Task to complete:
Every line below should be copied exactly; drop the pictures.

Figure collection entries:
↓↓↓
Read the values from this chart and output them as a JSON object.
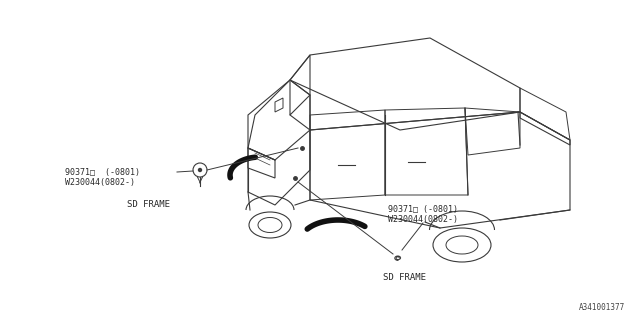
{
  "background_color": "#ffffff",
  "diagram_id": "A341001377",
  "label1_line1": "90371□  (-0801)",
  "label1_line2": "W230044(0802-)",
  "label1_sub": "SD FRAME",
  "label2_line1": "90371□ (-0801)",
  "label2_line2": "W230044(0802-)",
  "label2_sub": "SD FRAME",
  "text_color": "#2a2a2a",
  "line_color": "#2a2a2a",
  "font_size": 6.0,
  "sub_font_size": 6.5,
  "car_lw": 0.8,
  "thick_arc_lw": 4.0
}
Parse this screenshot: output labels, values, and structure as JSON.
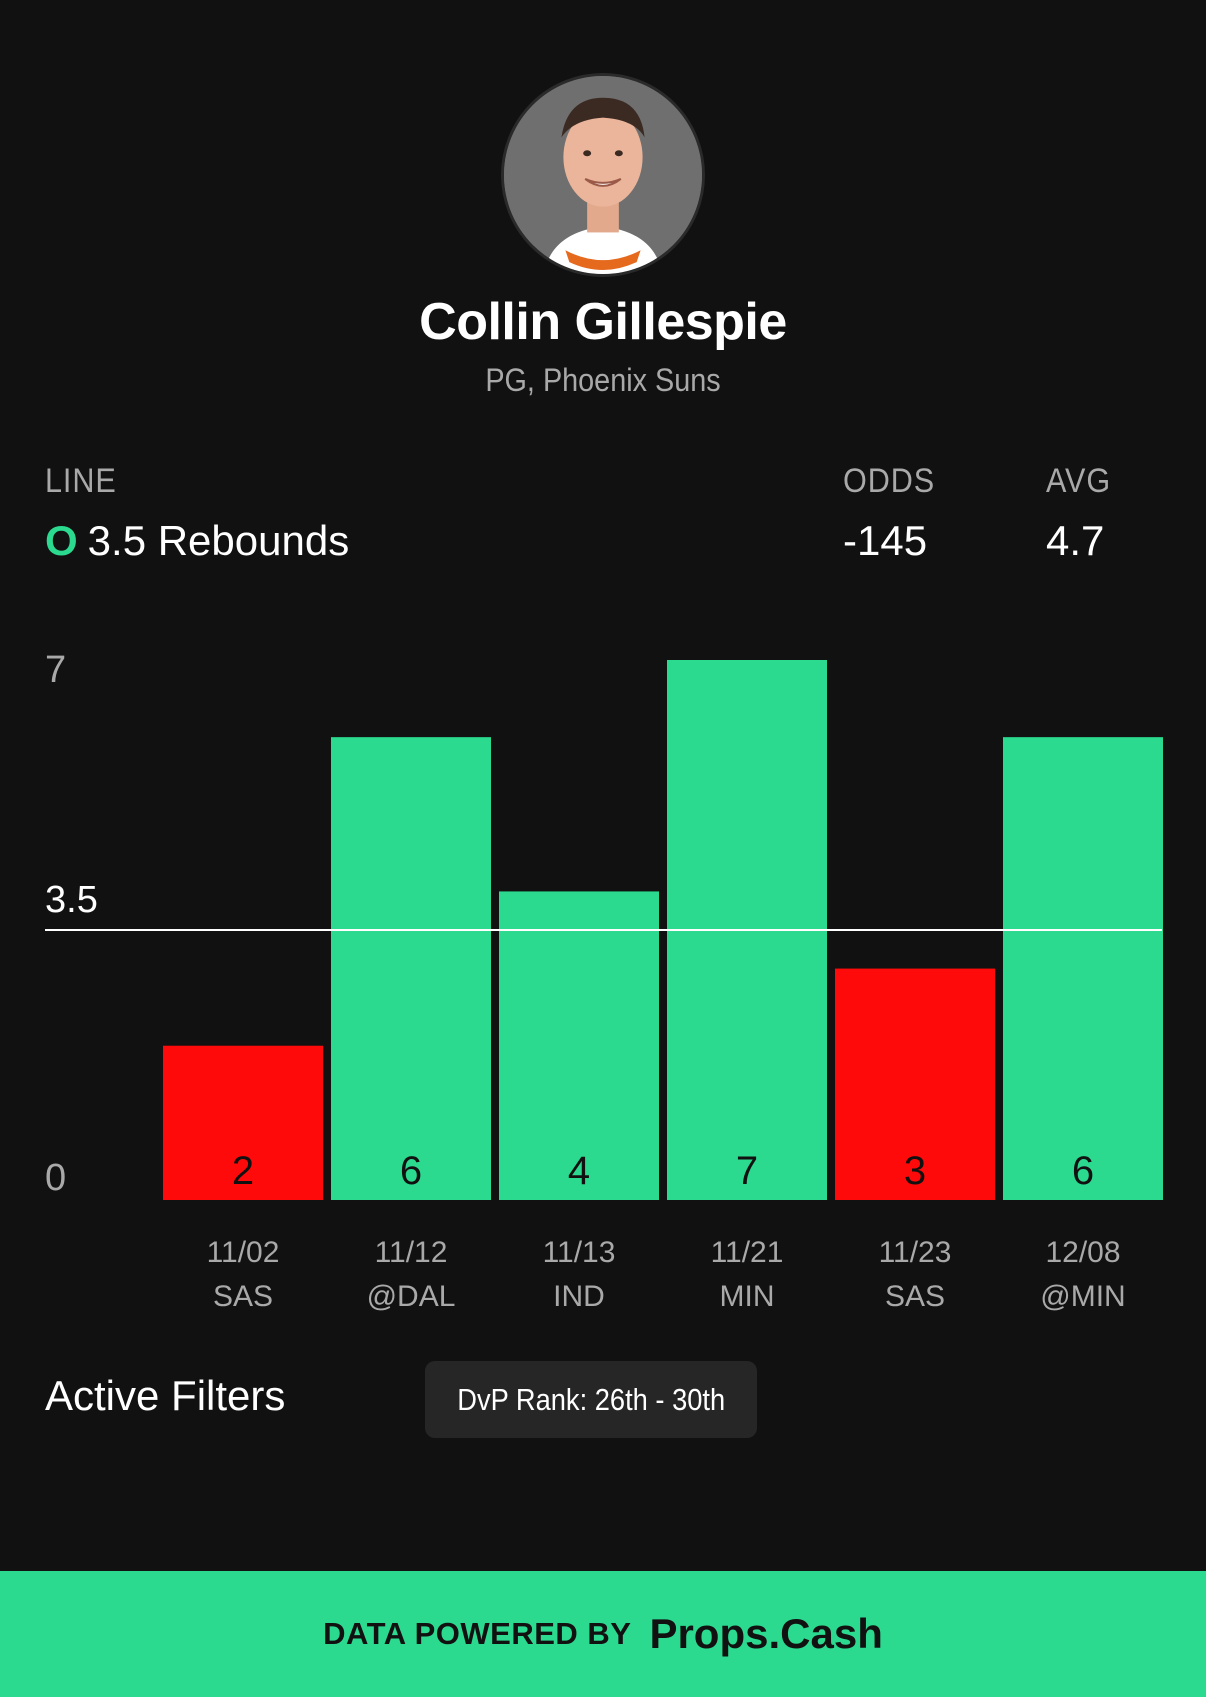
↑↑↑
Result:
Read the values from this chart and output them as a JSON object.
{
  "background_color": "#ffffff",
  "diagram_id": "A341001377",
  "label1_line1": "90371□  (-0801)",
  "label1_line2": "W230044(0802-)",
  "label1_sub": "SD FRAME",
  "label2_line1": "90371□ (-0801)",
  "label2_line2": "W230044(0802-)",
  "label2_sub": "SD FRAME",
  "text_color": "#2a2a2a",
  "line_color": "#2a2a2a",
  "font_size": 6.0,
  "sub_font_size": 6.5,
  "car_lw": 0.8,
  "thick_arc_lw": 4.0
}
Parse this screenshot: output labels, values, and structure as JSON.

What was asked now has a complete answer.